* _WHAT IS BEING ASKED_
Lift out each line of the data that holds "JSON".

Extracts from a graphics dataset:
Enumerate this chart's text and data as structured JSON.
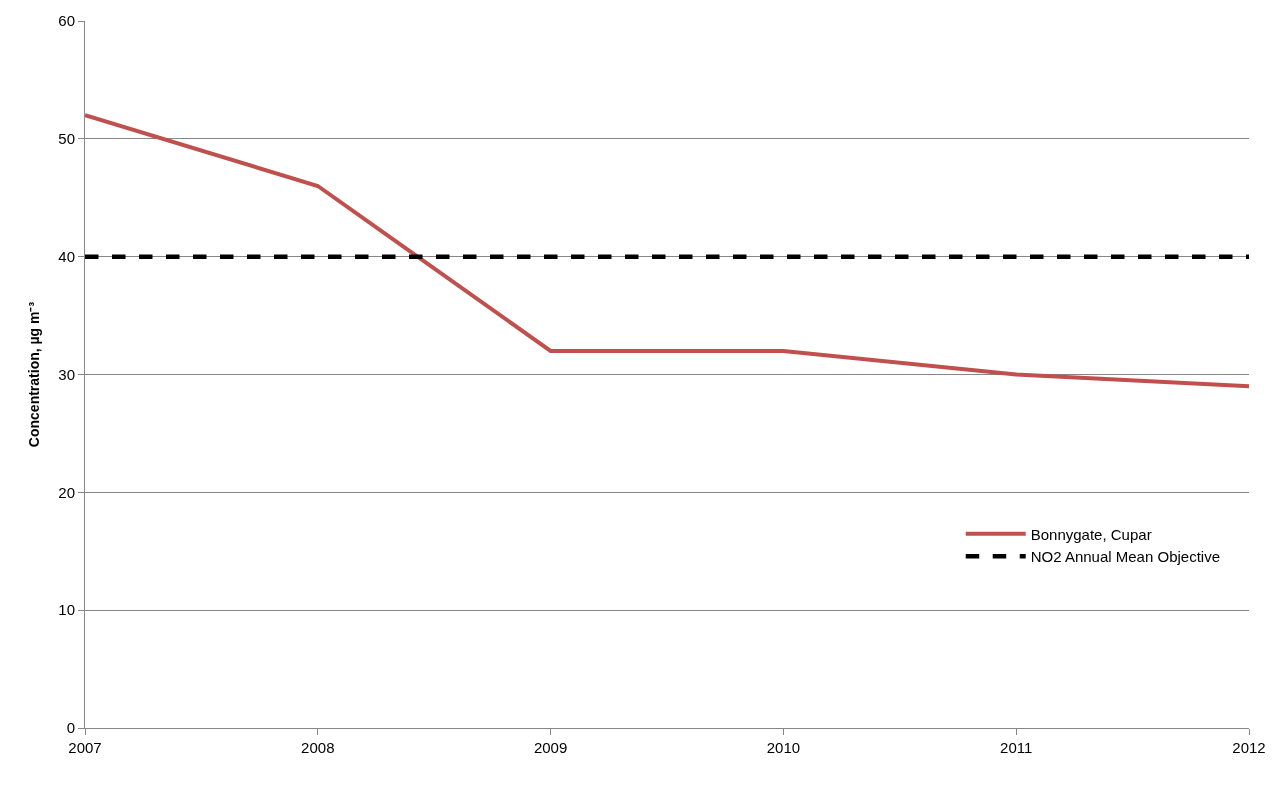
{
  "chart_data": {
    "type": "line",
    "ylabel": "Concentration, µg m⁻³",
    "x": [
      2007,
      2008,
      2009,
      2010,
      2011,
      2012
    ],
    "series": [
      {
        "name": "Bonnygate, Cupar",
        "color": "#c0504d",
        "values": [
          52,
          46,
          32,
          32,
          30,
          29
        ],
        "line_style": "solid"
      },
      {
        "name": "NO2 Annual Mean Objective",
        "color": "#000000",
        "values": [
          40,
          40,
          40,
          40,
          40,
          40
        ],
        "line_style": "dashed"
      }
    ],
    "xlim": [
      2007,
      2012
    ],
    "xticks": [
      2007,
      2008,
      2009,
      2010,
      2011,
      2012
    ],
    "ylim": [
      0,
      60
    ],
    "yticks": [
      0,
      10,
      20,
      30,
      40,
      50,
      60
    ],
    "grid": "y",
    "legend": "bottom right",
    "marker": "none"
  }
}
==
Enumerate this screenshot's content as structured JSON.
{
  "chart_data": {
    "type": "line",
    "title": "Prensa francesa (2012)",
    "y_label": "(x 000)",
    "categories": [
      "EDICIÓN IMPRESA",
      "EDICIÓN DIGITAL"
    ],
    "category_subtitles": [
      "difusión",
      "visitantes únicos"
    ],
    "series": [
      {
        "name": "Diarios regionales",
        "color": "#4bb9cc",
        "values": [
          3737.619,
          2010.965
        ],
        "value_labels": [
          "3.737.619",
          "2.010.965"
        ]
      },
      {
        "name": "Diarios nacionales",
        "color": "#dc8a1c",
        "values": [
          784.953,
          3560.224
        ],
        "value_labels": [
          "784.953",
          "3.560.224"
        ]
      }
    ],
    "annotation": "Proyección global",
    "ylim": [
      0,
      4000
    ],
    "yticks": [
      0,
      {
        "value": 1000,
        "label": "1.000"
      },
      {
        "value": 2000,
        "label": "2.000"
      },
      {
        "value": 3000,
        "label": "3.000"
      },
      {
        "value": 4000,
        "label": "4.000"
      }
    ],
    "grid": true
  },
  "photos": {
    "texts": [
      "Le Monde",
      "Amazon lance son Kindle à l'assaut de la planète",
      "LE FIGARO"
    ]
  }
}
==
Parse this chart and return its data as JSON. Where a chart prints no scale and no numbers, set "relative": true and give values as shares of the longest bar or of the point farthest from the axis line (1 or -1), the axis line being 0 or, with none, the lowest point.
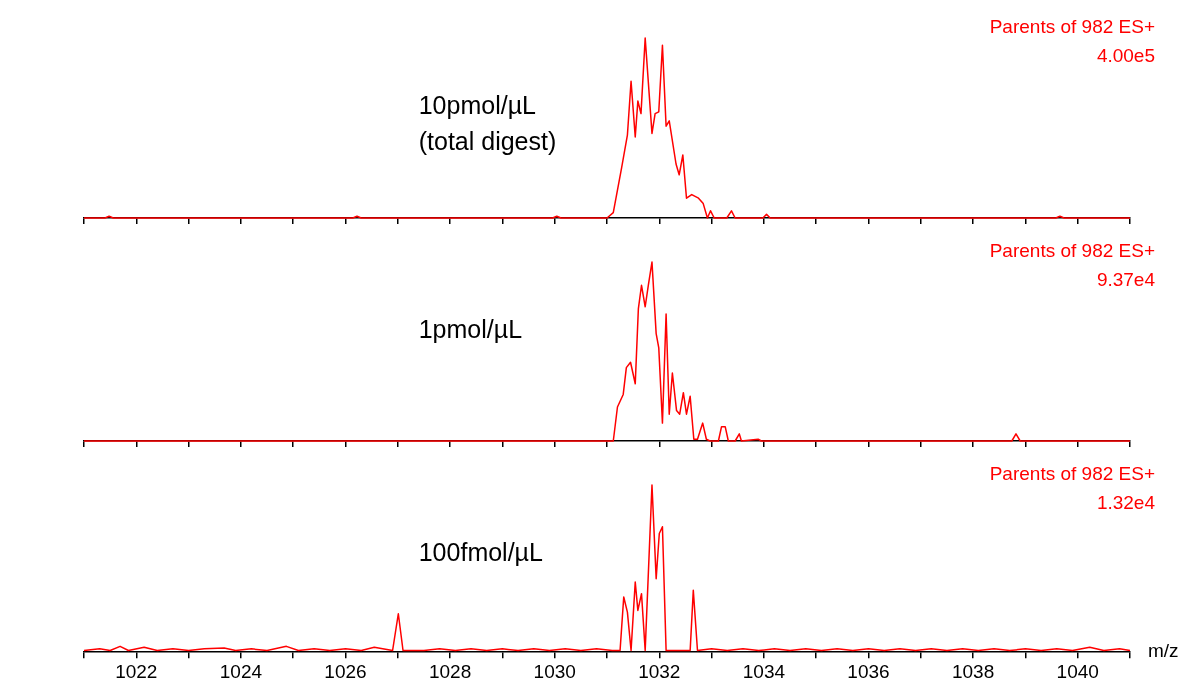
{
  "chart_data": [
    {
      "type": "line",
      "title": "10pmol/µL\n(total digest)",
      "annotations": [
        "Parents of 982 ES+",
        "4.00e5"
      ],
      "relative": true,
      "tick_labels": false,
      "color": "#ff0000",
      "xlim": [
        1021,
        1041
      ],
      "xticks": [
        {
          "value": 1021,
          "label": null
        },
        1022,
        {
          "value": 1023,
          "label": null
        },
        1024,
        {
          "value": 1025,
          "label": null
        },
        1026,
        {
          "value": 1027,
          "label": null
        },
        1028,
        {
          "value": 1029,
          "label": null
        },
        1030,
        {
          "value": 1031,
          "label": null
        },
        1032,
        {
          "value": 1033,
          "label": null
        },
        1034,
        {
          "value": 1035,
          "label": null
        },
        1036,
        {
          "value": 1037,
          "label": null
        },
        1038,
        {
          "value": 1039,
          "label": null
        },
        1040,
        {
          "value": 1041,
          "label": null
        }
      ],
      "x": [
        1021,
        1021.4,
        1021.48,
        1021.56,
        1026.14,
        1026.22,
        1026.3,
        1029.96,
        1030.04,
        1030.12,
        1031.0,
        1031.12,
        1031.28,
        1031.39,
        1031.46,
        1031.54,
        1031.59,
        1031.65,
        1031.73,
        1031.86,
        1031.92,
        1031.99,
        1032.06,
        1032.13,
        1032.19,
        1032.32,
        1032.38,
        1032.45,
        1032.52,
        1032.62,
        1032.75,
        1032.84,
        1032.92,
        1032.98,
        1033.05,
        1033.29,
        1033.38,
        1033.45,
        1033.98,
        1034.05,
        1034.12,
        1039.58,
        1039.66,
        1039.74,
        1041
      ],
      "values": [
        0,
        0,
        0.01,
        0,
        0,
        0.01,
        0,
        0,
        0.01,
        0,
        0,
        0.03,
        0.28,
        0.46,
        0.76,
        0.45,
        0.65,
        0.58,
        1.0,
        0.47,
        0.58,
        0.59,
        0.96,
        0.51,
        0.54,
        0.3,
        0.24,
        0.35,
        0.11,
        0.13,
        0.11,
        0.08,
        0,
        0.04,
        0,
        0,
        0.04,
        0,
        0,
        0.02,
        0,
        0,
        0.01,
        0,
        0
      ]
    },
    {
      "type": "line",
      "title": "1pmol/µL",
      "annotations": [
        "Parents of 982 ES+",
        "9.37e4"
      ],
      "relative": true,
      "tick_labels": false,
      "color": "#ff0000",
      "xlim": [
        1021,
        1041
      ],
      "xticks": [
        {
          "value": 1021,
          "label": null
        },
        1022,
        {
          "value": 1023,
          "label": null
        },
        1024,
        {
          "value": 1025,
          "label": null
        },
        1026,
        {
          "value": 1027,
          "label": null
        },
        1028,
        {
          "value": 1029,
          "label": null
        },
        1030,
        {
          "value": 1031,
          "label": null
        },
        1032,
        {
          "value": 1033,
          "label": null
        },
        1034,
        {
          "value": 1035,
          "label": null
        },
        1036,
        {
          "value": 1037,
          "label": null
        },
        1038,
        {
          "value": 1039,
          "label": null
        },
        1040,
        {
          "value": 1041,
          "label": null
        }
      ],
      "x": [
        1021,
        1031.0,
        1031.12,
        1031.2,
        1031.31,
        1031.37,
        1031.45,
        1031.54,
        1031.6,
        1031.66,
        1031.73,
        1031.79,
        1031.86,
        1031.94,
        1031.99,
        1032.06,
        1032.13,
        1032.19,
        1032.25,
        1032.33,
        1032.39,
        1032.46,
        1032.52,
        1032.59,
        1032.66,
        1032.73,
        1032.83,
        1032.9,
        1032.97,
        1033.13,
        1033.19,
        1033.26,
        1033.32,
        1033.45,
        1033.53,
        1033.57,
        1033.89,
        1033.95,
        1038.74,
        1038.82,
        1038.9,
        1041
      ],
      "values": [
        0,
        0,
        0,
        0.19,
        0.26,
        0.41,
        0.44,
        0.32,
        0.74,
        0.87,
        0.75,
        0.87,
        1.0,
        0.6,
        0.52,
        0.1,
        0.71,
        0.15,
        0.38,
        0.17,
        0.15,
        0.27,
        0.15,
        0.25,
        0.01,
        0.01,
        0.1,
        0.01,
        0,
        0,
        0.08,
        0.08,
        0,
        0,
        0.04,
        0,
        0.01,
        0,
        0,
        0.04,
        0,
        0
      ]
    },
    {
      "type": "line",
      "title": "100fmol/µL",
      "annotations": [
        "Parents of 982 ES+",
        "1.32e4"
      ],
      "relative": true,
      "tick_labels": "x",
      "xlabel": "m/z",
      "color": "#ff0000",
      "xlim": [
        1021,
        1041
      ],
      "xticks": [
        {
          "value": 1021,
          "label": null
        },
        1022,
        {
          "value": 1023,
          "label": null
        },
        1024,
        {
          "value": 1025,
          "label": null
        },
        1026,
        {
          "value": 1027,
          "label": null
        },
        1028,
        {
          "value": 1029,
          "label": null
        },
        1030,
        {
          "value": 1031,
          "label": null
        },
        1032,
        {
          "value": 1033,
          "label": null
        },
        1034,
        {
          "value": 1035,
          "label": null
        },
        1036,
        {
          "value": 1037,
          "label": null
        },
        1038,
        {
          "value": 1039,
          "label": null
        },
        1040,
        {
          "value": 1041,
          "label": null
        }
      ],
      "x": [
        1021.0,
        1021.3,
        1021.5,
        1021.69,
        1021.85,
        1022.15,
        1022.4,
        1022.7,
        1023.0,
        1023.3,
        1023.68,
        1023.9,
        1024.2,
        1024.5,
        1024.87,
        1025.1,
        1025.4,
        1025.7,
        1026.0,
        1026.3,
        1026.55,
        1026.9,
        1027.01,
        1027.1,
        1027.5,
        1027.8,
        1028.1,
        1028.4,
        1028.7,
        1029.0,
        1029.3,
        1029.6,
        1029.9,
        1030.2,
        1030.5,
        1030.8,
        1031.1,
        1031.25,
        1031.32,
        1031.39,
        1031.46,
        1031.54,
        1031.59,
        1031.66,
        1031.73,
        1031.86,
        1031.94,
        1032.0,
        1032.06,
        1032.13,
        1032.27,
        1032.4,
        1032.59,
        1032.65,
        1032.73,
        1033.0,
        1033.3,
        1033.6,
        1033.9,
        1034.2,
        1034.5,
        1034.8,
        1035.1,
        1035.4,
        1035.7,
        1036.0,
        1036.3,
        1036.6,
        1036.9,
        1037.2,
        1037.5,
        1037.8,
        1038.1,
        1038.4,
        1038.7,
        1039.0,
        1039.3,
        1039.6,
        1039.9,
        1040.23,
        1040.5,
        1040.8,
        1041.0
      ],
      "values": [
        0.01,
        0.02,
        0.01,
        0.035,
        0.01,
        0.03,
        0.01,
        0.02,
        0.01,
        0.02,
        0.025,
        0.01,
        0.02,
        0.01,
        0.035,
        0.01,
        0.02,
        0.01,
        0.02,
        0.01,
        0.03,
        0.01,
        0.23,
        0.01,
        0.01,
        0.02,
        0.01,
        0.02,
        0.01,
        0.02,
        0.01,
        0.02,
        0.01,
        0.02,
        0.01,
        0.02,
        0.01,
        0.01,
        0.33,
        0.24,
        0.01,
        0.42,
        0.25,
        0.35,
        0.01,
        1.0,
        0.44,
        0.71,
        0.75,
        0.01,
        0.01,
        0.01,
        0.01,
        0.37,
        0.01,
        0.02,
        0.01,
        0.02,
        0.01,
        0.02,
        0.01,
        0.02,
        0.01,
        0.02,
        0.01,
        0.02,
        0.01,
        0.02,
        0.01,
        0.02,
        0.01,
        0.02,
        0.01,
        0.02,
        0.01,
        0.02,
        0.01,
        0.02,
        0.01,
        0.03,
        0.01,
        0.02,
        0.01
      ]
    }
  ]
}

* _RESULT BELOW_
Enumerate this chart's text and data as structured JSON.
Enumerate this screenshot's content as structured JSON.
Parse this chart and return its data as JSON. Where a chart prints no scale and no numbers, set "relative": true and give values as shares of the longest bar or of the point farthest from the axis line (1 or -1), the axis line being 0 or, with none, the lowest point.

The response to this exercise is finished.